> [INPUT RECORDS]:
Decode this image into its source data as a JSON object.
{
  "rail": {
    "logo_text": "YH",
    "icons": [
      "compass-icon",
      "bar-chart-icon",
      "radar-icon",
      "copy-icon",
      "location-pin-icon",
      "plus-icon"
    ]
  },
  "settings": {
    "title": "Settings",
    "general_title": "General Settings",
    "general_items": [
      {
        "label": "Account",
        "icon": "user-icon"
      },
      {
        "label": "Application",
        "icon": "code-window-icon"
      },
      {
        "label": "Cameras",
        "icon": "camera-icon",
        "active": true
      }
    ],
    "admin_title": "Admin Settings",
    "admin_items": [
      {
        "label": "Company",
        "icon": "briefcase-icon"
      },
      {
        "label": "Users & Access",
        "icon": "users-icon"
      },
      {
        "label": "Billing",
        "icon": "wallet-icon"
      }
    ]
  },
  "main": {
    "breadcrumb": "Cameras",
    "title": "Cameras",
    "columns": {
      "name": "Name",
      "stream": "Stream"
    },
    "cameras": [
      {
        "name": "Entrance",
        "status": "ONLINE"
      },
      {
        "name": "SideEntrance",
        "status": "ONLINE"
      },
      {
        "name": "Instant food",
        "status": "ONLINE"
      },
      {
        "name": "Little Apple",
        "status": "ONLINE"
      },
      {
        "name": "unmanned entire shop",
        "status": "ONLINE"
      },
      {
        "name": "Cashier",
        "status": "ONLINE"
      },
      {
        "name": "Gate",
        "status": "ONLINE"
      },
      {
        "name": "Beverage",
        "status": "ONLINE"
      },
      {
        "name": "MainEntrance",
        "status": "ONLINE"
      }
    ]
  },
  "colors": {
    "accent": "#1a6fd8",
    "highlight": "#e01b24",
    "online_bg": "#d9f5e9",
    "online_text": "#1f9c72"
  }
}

> [TASK]: Reproduce each entry from the records above, character for character.

> [ANSWER IN FULL]:
Decode this image into its source data as a JSON object.
{
  "rail": {
    "logo_text": "YH",
    "icons": [
      "compass-icon",
      "bar-chart-icon",
      "radar-icon",
      "copy-icon",
      "location-pin-icon",
      "plus-icon"
    ]
  },
  "settings": {
    "title": "Settings",
    "general_title": "General Settings",
    "general_items": [
      {
        "label": "Account",
        "icon": "user-icon"
      },
      {
        "label": "Application",
        "icon": "code-window-icon"
      },
      {
        "label": "Cameras",
        "icon": "camera-icon",
        "active": true
      }
    ],
    "admin_title": "Admin Settings",
    "admin_items": [
      {
        "label": "Company",
        "icon": "briefcase-icon"
      },
      {
        "label": "Users & Access",
        "icon": "users-icon"
      },
      {
        "label": "Billing",
        "icon": "wallet-icon"
      }
    ]
  },
  "main": {
    "breadcrumb": "Cameras",
    "title": "Cameras",
    "columns": {
      "name": "Name",
      "stream": "Stream"
    },
    "cameras": [
      {
        "name": "Entrance",
        "status": "ONLINE"
      },
      {
        "name": "SideEntrance",
        "status": "ONLINE"
      },
      {
        "name": "Instant food",
        "status": "ONLINE"
      },
      {
        "name": "Little Apple",
        "status": "ONLINE"
      },
      {
        "name": "unmanned entire shop",
        "status": "ONLINE"
      },
      {
        "name": "Cashier",
        "status": "ONLINE"
      },
      {
        "name": "Gate",
        "status": "ONLINE"
      },
      {
        "name": "Beverage",
        "status": "ONLINE"
      },
      {
        "name": "MainEntrance",
        "status": "ONLINE"
      }
    ]
  },
  "colors": {
    "accent": "#1a6fd8",
    "highlight": "#e01b24",
    "online_bg": "#d9f5e9",
    "online_text": "#1f9c72"
  }
}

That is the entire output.